▸ Material for this exercise:
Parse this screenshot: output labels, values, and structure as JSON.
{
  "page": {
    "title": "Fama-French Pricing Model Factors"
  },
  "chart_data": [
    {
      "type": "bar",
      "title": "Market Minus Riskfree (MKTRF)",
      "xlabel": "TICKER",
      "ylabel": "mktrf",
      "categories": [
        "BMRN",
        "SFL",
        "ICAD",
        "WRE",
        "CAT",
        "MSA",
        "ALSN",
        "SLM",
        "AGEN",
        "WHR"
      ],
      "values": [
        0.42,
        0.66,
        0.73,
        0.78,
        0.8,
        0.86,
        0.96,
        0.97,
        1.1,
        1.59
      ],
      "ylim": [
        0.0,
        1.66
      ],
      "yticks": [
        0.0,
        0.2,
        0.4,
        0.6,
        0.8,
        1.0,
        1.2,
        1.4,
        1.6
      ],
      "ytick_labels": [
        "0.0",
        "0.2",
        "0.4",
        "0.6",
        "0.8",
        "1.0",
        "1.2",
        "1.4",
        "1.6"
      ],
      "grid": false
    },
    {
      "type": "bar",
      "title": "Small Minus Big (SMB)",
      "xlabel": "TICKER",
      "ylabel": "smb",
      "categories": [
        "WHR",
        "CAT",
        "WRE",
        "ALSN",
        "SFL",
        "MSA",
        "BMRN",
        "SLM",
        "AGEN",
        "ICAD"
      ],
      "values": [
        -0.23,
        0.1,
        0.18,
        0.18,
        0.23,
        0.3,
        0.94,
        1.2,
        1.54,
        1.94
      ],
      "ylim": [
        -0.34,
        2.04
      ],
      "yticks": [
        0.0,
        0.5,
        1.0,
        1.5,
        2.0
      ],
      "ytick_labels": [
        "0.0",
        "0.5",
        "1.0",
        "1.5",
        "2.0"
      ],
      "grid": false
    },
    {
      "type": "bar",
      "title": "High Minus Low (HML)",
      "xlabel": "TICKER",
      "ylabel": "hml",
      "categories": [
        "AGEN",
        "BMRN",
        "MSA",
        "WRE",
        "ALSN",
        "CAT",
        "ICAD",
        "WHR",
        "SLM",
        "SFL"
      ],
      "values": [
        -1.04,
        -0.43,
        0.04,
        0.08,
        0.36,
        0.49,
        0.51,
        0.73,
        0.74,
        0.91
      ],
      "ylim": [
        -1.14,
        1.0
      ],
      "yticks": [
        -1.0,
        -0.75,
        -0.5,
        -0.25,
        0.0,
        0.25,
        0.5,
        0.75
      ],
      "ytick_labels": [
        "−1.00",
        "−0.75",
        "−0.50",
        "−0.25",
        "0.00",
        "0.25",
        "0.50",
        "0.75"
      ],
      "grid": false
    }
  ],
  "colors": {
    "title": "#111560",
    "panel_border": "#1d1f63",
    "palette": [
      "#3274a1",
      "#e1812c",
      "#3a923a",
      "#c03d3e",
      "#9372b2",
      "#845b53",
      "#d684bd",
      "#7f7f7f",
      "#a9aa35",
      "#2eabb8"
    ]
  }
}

▸ Task: Set down all of the records shown above once more, exactly.

▸ Right answer:
Parse this screenshot: output labels, values, and structure as JSON.
{
  "page": {
    "title": "Fama-French Pricing Model Factors"
  },
  "chart_data": [
    {
      "type": "bar",
      "title": "Market Minus Riskfree (MKTRF)",
      "xlabel": "TICKER",
      "ylabel": "mktrf",
      "categories": [
        "BMRN",
        "SFL",
        "ICAD",
        "WRE",
        "CAT",
        "MSA",
        "ALSN",
        "SLM",
        "AGEN",
        "WHR"
      ],
      "values": [
        0.42,
        0.66,
        0.73,
        0.78,
        0.8,
        0.86,
        0.96,
        0.97,
        1.1,
        1.59
      ],
      "ylim": [
        0.0,
        1.66
      ],
      "yticks": [
        0.0,
        0.2,
        0.4,
        0.6,
        0.8,
        1.0,
        1.2,
        1.4,
        1.6
      ],
      "ytick_labels": [
        "0.0",
        "0.2",
        "0.4",
        "0.6",
        "0.8",
        "1.0",
        "1.2",
        "1.4",
        "1.6"
      ],
      "grid": false
    },
    {
      "type": "bar",
      "title": "Small Minus Big (SMB)",
      "xlabel": "TICKER",
      "ylabel": "smb",
      "categories": [
        "WHR",
        "CAT",
        "WRE",
        "ALSN",
        "SFL",
        "MSA",
        "BMRN",
        "SLM",
        "AGEN",
        "ICAD"
      ],
      "values": [
        -0.23,
        0.1,
        0.18,
        0.18,
        0.23,
        0.3,
        0.94,
        1.2,
        1.54,
        1.94
      ],
      "ylim": [
        -0.34,
        2.04
      ],
      "yticks": [
        0.0,
        0.5,
        1.0,
        1.5,
        2.0
      ],
      "ytick_labels": [
        "0.0",
        "0.5",
        "1.0",
        "1.5",
        "2.0"
      ],
      "grid": false
    },
    {
      "type": "bar",
      "title": "High Minus Low (HML)",
      "xlabel": "TICKER",
      "ylabel": "hml",
      "categories": [
        "AGEN",
        "BMRN",
        "MSA",
        "WRE",
        "ALSN",
        "CAT",
        "ICAD",
        "WHR",
        "SLM",
        "SFL"
      ],
      "values": [
        -1.04,
        -0.43,
        0.04,
        0.08,
        0.36,
        0.49,
        0.51,
        0.73,
        0.74,
        0.91
      ],
      "ylim": [
        -1.14,
        1.0
      ],
      "yticks": [
        -1.0,
        -0.75,
        -0.5,
        -0.25,
        0.0,
        0.25,
        0.5,
        0.75
      ],
      "ytick_labels": [
        "−1.00",
        "−0.75",
        "−0.50",
        "−0.25",
        "0.00",
        "0.25",
        "0.50",
        "0.75"
      ],
      "grid": false
    }
  ],
  "colors": {
    "title": "#111560",
    "panel_border": "#1d1f63",
    "palette": [
      "#3274a1",
      "#e1812c",
      "#3a923a",
      "#c03d3e",
      "#9372b2",
      "#845b53",
      "#d684bd",
      "#7f7f7f",
      "#a9aa35",
      "#2eabb8"
    ]
  }
}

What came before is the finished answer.